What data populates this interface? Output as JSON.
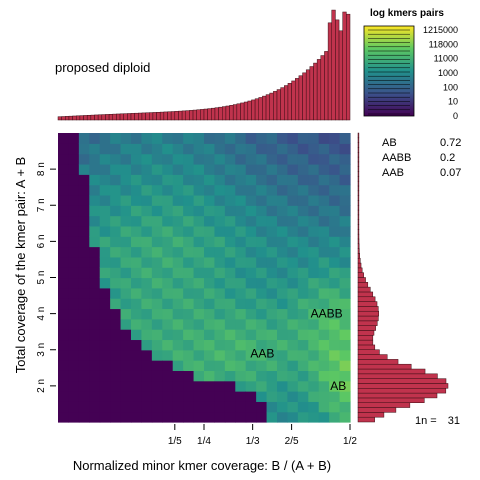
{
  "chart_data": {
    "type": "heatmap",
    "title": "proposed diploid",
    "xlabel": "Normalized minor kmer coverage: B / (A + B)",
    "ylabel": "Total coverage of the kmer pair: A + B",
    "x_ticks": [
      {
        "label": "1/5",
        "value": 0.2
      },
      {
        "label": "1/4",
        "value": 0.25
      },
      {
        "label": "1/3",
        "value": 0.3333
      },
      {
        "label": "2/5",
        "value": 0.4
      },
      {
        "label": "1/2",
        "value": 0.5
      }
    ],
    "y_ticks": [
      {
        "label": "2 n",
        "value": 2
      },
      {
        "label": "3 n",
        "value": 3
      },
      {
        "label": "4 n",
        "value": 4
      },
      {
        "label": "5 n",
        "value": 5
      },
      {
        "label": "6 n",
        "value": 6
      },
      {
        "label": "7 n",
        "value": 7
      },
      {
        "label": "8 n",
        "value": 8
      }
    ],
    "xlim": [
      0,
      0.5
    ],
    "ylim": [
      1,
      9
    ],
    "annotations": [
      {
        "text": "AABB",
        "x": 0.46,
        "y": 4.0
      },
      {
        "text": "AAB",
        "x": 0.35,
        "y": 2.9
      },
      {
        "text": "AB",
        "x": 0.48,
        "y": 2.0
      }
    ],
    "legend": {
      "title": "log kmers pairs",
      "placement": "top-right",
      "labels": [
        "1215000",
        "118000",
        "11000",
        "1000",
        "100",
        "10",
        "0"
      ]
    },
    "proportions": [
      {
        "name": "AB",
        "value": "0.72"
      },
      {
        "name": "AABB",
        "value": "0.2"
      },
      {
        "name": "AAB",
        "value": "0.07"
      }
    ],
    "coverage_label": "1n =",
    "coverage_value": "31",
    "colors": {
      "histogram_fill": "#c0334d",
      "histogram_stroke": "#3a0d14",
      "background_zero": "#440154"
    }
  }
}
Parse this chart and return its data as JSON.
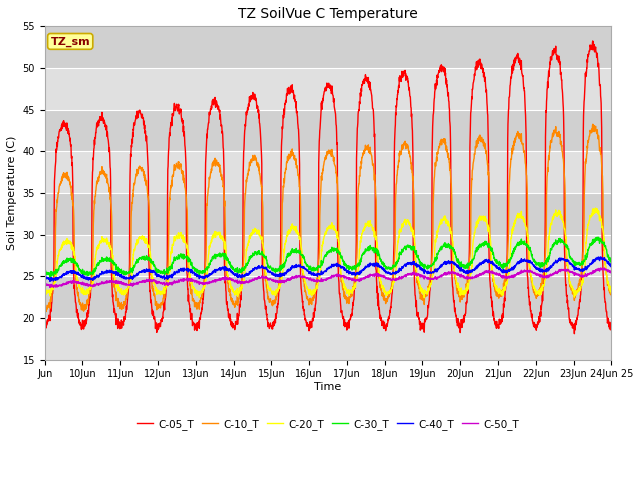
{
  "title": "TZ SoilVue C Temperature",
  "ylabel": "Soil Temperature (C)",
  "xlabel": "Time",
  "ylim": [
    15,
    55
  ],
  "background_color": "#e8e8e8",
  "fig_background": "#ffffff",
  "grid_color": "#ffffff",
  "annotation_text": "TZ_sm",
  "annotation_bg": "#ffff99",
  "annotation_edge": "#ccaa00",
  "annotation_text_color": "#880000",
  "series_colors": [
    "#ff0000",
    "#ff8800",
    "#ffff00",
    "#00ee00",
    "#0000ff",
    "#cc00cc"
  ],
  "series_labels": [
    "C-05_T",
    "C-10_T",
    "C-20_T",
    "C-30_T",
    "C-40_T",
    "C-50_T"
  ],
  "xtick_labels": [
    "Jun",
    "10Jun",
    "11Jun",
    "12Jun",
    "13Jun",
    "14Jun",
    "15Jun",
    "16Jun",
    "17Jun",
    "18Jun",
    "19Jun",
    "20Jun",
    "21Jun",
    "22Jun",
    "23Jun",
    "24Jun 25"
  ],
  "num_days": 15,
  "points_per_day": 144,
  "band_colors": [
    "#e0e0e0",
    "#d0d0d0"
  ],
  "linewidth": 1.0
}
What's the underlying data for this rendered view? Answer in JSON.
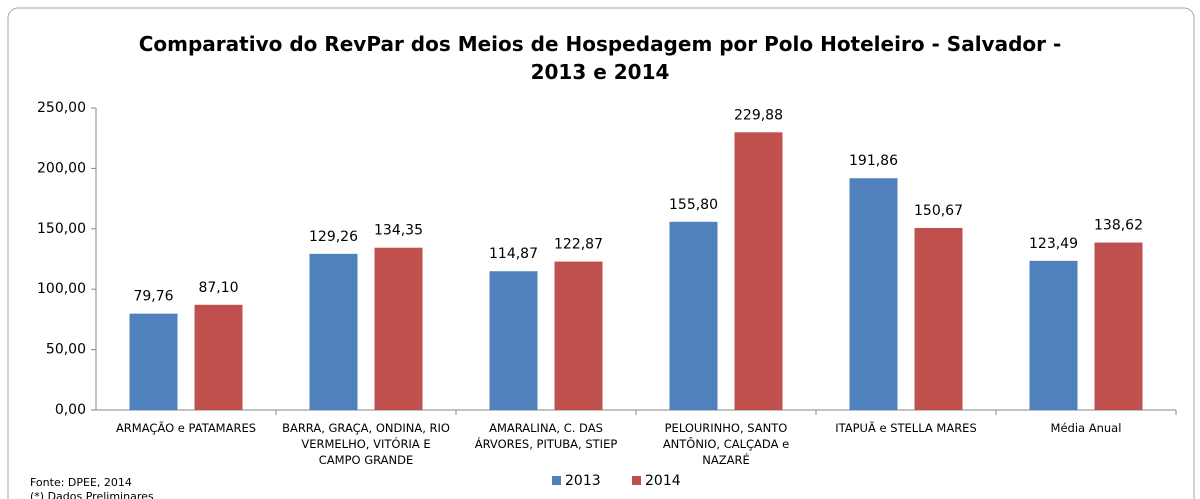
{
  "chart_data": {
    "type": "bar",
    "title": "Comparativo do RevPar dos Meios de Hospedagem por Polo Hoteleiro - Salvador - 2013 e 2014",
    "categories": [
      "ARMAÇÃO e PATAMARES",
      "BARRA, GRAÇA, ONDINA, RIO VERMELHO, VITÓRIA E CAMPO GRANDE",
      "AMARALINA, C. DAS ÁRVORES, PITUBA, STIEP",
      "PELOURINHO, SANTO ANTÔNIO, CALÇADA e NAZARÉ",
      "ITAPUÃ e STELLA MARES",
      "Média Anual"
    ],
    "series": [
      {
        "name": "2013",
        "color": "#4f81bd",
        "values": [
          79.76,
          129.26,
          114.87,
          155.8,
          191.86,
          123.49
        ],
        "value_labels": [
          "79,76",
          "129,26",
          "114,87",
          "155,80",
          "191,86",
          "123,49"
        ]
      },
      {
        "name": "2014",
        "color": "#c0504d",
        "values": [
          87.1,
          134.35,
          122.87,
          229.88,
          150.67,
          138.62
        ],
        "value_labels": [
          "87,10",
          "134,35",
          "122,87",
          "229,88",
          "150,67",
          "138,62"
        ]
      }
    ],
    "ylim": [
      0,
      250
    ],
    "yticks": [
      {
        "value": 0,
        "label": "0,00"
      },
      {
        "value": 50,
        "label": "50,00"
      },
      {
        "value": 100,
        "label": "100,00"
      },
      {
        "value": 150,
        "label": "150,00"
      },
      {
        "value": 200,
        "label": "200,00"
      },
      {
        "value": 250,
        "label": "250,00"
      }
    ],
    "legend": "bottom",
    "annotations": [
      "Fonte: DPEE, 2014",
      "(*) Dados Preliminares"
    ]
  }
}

_ _ _ _ _

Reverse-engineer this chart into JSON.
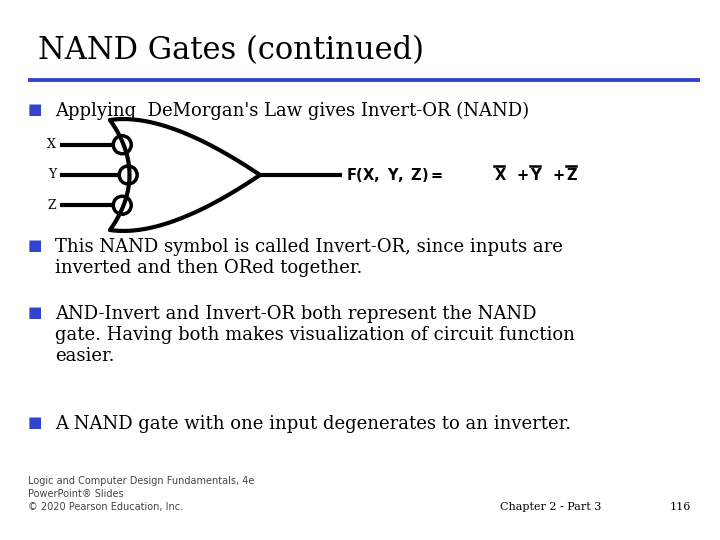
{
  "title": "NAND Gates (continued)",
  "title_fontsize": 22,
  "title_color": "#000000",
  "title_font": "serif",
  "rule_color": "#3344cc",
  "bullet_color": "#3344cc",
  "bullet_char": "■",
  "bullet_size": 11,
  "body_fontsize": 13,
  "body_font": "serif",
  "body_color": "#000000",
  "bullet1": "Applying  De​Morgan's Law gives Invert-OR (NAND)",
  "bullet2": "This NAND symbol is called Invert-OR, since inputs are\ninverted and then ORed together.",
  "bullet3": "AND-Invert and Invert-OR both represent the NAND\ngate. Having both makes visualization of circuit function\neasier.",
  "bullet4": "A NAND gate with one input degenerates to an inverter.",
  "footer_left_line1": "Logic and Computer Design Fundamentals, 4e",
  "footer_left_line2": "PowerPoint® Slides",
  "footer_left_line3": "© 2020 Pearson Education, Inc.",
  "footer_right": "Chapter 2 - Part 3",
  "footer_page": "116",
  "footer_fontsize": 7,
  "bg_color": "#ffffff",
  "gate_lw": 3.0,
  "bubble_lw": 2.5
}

_ _ _ _ _

• _WHAT IS BEING ASKED_:
Check each line of the records for the word "JSON" and extract those that contain it.

• _REPLY TO THE EXERCISE_:
What data populates this interface? Output as JSON.
Parse this chart and return its data as JSON.
What's the underlying data for this rendered view? Answer in JSON.
Reverse-engineer this chart into JSON.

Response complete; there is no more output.